### Work to complete:
Please output the records below in full, exactly as given, but without the images.

========================================================================

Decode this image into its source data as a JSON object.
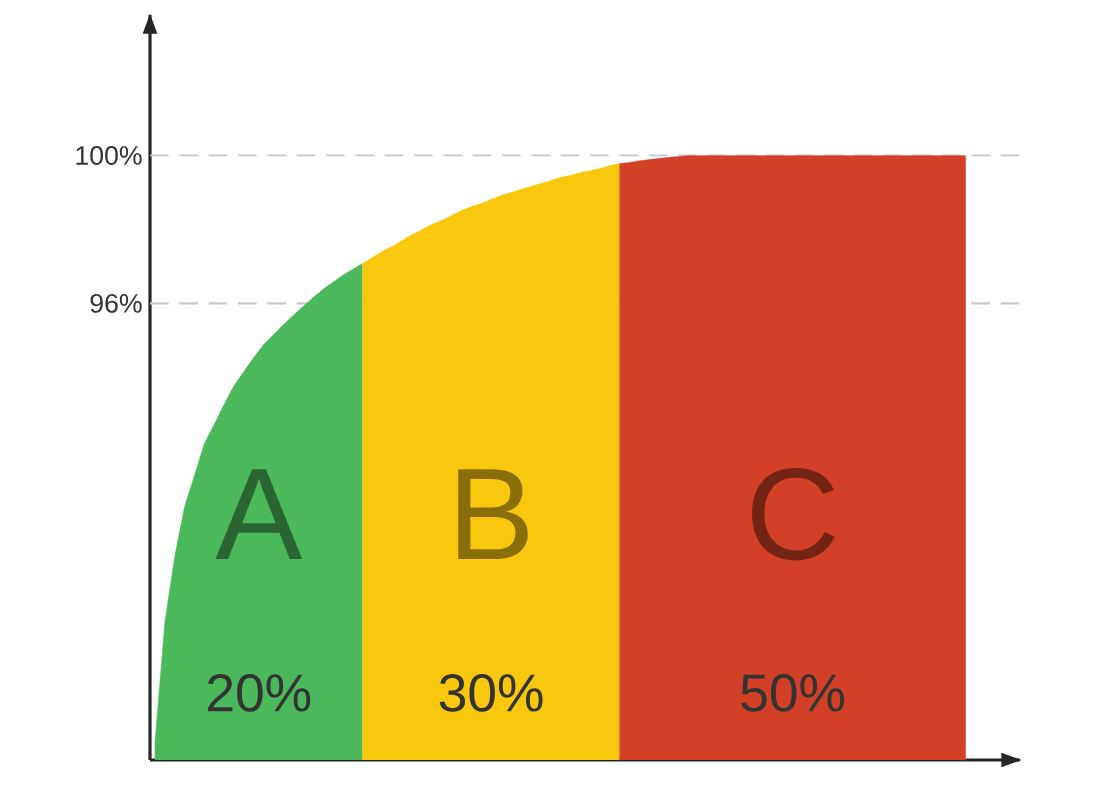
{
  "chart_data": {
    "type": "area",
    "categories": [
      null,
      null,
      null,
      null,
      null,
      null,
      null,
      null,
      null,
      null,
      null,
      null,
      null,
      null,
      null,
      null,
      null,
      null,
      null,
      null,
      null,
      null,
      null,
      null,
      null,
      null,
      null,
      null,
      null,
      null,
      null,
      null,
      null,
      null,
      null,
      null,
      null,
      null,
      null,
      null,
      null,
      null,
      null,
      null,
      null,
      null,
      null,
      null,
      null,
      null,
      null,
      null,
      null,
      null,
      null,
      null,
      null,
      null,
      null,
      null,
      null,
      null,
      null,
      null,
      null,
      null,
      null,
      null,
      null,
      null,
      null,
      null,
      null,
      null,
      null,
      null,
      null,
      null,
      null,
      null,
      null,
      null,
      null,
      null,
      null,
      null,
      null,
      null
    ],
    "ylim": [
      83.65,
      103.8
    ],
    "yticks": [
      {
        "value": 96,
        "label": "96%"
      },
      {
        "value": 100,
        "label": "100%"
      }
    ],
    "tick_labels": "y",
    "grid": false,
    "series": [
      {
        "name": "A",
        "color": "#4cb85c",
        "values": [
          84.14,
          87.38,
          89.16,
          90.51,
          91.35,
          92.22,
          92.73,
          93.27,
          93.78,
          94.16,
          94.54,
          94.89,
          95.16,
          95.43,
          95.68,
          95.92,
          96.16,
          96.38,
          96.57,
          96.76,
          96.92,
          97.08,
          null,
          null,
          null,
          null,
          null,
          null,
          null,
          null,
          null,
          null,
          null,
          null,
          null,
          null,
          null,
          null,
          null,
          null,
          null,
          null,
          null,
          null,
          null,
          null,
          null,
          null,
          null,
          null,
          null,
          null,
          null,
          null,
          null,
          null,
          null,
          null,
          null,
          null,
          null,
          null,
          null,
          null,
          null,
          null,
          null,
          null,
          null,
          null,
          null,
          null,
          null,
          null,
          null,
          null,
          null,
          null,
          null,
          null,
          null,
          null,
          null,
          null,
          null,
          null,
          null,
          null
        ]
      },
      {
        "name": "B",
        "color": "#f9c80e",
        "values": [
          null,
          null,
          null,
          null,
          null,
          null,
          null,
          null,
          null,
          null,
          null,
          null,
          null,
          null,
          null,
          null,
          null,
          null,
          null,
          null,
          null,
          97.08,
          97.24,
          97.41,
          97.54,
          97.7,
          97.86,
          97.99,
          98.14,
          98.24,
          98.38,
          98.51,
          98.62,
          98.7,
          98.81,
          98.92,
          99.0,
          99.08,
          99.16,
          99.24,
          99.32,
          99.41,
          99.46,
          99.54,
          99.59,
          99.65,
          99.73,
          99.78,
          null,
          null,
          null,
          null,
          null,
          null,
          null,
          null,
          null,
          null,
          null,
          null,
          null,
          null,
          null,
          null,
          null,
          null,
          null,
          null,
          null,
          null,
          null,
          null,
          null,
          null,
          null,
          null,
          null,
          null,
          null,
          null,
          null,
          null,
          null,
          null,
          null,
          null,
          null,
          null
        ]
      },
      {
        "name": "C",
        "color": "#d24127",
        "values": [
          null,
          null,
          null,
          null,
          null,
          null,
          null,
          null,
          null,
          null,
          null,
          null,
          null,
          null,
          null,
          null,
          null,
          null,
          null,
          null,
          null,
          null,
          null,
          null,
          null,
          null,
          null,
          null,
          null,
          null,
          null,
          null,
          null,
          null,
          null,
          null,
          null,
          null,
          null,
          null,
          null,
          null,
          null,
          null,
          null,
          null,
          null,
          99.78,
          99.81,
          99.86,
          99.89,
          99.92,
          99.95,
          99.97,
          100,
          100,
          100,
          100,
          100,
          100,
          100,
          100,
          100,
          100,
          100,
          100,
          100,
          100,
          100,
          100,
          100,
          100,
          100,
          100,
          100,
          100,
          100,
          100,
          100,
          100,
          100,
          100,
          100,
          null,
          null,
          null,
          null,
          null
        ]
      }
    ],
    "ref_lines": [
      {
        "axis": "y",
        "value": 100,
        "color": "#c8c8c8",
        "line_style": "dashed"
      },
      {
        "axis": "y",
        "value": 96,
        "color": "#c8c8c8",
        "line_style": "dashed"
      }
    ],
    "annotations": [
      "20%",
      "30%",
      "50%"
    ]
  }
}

========================================================================

### Task solution:
Decode this image into its source data as a JSON object.
{
  "chart_data": {
    "type": "area",
    "categories": [
      null,
      null,
      null,
      null,
      null,
      null,
      null,
      null,
      null,
      null,
      null,
      null,
      null,
      null,
      null,
      null,
      null,
      null,
      null,
      null,
      null,
      null,
      null,
      null,
      null,
      null,
      null,
      null,
      null,
      null,
      null,
      null,
      null,
      null,
      null,
      null,
      null,
      null,
      null,
      null,
      null,
      null,
      null,
      null,
      null,
      null,
      null,
      null,
      null,
      null,
      null,
      null,
      null,
      null,
      null,
      null,
      null,
      null,
      null,
      null,
      null,
      null,
      null,
      null,
      null,
      null,
      null,
      null,
      null,
      null,
      null,
      null,
      null,
      null,
      null,
      null,
      null,
      null,
      null,
      null,
      null,
      null,
      null,
      null,
      null,
      null,
      null,
      null
    ],
    "ylim": [
      83.65,
      103.8
    ],
    "yticks": [
      {
        "value": 96,
        "label": "96%"
      },
      {
        "value": 100,
        "label": "100%"
      }
    ],
    "tick_labels": "y",
    "grid": false,
    "series": [
      {
        "name": "A",
        "color": "#4cb85c",
        "values": [
          84.14,
          87.38,
          89.16,
          90.51,
          91.35,
          92.22,
          92.73,
          93.27,
          93.78,
          94.16,
          94.54,
          94.89,
          95.16,
          95.43,
          95.68,
          95.92,
          96.16,
          96.38,
          96.57,
          96.76,
          96.92,
          97.08,
          null,
          null,
          null,
          null,
          null,
          null,
          null,
          null,
          null,
          null,
          null,
          null,
          null,
          null,
          null,
          null,
          null,
          null,
          null,
          null,
          null,
          null,
          null,
          null,
          null,
          null,
          null,
          null,
          null,
          null,
          null,
          null,
          null,
          null,
          null,
          null,
          null,
          null,
          null,
          null,
          null,
          null,
          null,
          null,
          null,
          null,
          null,
          null,
          null,
          null,
          null,
          null,
          null,
          null,
          null,
          null,
          null,
          null,
          null,
          null,
          null,
          null,
          null,
          null,
          null,
          null
        ]
      },
      {
        "name": "B",
        "color": "#f9c80e",
        "values": [
          null,
          null,
          null,
          null,
          null,
          null,
          null,
          null,
          null,
          null,
          null,
          null,
          null,
          null,
          null,
          null,
          null,
          null,
          null,
          null,
          null,
          97.08,
          97.24,
          97.41,
          97.54,
          97.7,
          97.86,
          97.99,
          98.14,
          98.24,
          98.38,
          98.51,
          98.62,
          98.7,
          98.81,
          98.92,
          99.0,
          99.08,
          99.16,
          99.24,
          99.32,
          99.41,
          99.46,
          99.54,
          99.59,
          99.65,
          99.73,
          99.78,
          null,
          null,
          null,
          null,
          null,
          null,
          null,
          null,
          null,
          null,
          null,
          null,
          null,
          null,
          null,
          null,
          null,
          null,
          null,
          null,
          null,
          null,
          null,
          null,
          null,
          null,
          null,
          null,
          null,
          null,
          null,
          null,
          null,
          null,
          null,
          null,
          null,
          null,
          null,
          null
        ]
      },
      {
        "name": "C",
        "color": "#d24127",
        "values": [
          null,
          null,
          null,
          null,
          null,
          null,
          null,
          null,
          null,
          null,
          null,
          null,
          null,
          null,
          null,
          null,
          null,
          null,
          null,
          null,
          null,
          null,
          null,
          null,
          null,
          null,
          null,
          null,
          null,
          null,
          null,
          null,
          null,
          null,
          null,
          null,
          null,
          null,
          null,
          null,
          null,
          null,
          null,
          null,
          null,
          null,
          null,
          99.78,
          99.81,
          99.86,
          99.89,
          99.92,
          99.95,
          99.97,
          100,
          100,
          100,
          100,
          100,
          100,
          100,
          100,
          100,
          100,
          100,
          100,
          100,
          100,
          100,
          100,
          100,
          100,
          100,
          100,
          100,
          100,
          100,
          100,
          100,
          100,
          100,
          100,
          100,
          null,
          null,
          null,
          null,
          null
        ]
      }
    ],
    "ref_lines": [
      {
        "axis": "y",
        "value": 100,
        "color": "#c8c8c8",
        "line_style": "dashed"
      },
      {
        "axis": "y",
        "value": 96,
        "color": "#c8c8c8",
        "line_style": "dashed"
      }
    ],
    "annotations": [
      "20%",
      "30%",
      "50%"
    ]
  }
}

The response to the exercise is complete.